--- START OF RECORDS PROVIDED ---
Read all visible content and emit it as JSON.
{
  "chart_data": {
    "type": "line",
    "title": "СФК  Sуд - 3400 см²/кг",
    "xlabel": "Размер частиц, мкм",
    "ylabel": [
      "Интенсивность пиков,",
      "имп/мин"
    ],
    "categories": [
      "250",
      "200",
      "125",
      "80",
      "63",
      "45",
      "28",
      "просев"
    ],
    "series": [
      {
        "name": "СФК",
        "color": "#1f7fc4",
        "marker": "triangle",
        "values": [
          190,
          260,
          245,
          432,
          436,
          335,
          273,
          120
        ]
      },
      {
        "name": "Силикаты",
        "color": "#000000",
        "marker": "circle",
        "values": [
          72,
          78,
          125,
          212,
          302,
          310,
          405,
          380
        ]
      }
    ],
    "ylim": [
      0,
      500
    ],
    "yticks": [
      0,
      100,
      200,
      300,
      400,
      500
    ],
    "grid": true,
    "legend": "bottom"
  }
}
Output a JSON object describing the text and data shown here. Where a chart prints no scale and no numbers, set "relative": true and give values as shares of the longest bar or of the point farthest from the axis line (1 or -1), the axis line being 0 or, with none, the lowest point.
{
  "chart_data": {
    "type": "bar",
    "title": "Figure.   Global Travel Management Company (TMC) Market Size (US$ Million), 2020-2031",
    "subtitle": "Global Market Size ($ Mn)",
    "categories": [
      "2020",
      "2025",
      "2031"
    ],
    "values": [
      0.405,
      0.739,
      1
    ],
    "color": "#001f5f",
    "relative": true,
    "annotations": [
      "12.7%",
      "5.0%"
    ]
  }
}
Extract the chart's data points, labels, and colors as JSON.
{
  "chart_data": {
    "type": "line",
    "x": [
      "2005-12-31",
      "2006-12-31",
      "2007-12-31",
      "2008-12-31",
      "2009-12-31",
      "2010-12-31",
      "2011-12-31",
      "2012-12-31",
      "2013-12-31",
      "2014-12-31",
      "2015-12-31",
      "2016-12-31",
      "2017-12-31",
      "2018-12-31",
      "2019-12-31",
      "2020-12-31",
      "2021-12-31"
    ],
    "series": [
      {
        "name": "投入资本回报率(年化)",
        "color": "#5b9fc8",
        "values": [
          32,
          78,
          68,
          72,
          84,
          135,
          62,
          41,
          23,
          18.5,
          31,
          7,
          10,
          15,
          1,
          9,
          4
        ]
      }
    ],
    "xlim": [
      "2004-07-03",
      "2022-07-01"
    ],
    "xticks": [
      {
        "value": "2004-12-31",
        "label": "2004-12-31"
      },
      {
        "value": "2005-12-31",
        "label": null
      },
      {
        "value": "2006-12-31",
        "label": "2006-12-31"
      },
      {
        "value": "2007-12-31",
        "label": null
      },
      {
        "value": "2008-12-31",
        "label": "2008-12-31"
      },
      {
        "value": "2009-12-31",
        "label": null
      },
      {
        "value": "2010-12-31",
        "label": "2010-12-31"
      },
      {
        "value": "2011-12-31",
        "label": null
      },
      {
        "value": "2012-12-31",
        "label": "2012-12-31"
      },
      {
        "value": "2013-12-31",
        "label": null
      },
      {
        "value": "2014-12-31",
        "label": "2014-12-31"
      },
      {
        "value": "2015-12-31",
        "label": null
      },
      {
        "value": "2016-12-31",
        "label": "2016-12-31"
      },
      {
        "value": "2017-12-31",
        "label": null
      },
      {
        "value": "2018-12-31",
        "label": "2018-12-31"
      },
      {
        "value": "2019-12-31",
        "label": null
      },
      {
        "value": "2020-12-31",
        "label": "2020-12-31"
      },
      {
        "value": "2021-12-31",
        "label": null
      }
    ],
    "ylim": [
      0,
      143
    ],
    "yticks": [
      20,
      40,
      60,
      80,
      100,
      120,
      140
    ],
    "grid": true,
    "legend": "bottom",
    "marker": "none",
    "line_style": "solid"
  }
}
--- END OF RECORDS PROVIDED ---
### [WRITTEN EXERCISE]
Using the material above, print every entry exactly as written.

### [TASK RESULT]
Read all visible content and emit it as JSON.
{
  "chart_data": {
    "type": "line",
    "title": "СФК  Sуд - 3400 см²/кг",
    "xlabel": "Размер частиц, мкм",
    "ylabel": [
      "Интенсивность пиков,",
      "имп/мин"
    ],
    "categories": [
      "250",
      "200",
      "125",
      "80",
      "63",
      "45",
      "28",
      "просев"
    ],
    "series": [
      {
        "name": "СФК",
        "color": "#1f7fc4",
        "marker": "triangle",
        "values": [
          190,
          260,
          245,
          432,
          436,
          335,
          273,
          120
        ]
      },
      {
        "name": "Силикаты",
        "color": "#000000",
        "marker": "circle",
        "values": [
          72,
          78,
          125,
          212,
          302,
          310,
          405,
          380
        ]
      }
    ],
    "ylim": [
      0,
      500
    ],
    "yticks": [
      0,
      100,
      200,
      300,
      400,
      500
    ],
    "grid": true,
    "legend": "bottom"
  }
}
Output a JSON object describing the text and data shown here. Where a chart prints no scale and no numbers, set "relative": true and give values as shares of the longest bar or of the point farthest from the axis line (1 or -1), the axis line being 0 or, with none, the lowest point.
{
  "chart_data": {
    "type": "bar",
    "title": "Figure.   Global Travel Management Company (TMC) Market Size (US$ Million), 2020-2031",
    "subtitle": "Global Market Size ($ Mn)",
    "categories": [
      "2020",
      "2025",
      "2031"
    ],
    "values": [
      0.405,
      0.739,
      1
    ],
    "color": "#001f5f",
    "relative": true,
    "annotations": [
      "12.7%",
      "5.0%"
    ]
  }
}
Extract the chart's data points, labels, and colors as JSON.
{
  "chart_data": {
    "type": "line",
    "x": [
      "2005-12-31",
      "2006-12-31",
      "2007-12-31",
      "2008-12-31",
      "2009-12-31",
      "2010-12-31",
      "2011-12-31",
      "2012-12-31",
      "2013-12-31",
      "2014-12-31",
      "2015-12-31",
      "2016-12-31",
      "2017-12-31",
      "2018-12-31",
      "2019-12-31",
      "2020-12-31",
      "2021-12-31"
    ],
    "series": [
      {
        "name": "投入资本回报率(年化)",
        "color": "#5b9fc8",
        "values": [
          32,
          78,
          68,
          72,
          84,
          135,
          62,
          41,
          23,
          18.5,
          31,
          7,
          10,
          15,
          1,
          9,
          4
        ]
      }
    ],
    "xlim": [
      "2004-07-03",
      "2022-07-01"
    ],
    "xticks": [
      {
        "value": "2004-12-31",
        "label": "2004-12-31"
      },
      {
        "value": "2005-12-31",
        "label": null
      },
      {
        "value": "2006-12-31",
        "label": "2006-12-31"
      },
      {
        "value": "2007-12-31",
        "label": null
      },
      {
        "value": "2008-12-31",
        "label": "2008-12-31"
      },
      {
        "value": "2009-12-31",
        "label": null
      },
      {
        "value": "2010-12-31",
        "label": "2010-12-31"
      },
      {
        "value": "2011-12-31",
        "label": null
      },
      {
        "value": "2012-12-31",
        "label": "2012-12-31"
      },
      {
        "value": "2013-12-31",
        "label": null
      },
      {
        "value": "2014-12-31",
        "label": "2014-12-31"
      },
      {
        "value": "2015-12-31",
        "label": null
      },
      {
        "value": "2016-12-31",
        "label": "2016-12-31"
      },
      {
        "value": "2017-12-31",
        "label": null
      },
      {
        "value": "2018-12-31",
        "label": "2018-12-31"
      },
      {
        "value": "2019-12-31",
        "label": null
      },
      {
        "value": "2020-12-31",
        "label": "2020-12-31"
      },
      {
        "value": "2021-12-31",
        "label": null
      }
    ],
    "ylim": [
      0,
      143
    ],
    "yticks": [
      20,
      40,
      60,
      80,
      100,
      120,
      140
    ],
    "grid": true,
    "legend": "bottom",
    "marker": "none",
    "line_style": "solid"
  }
}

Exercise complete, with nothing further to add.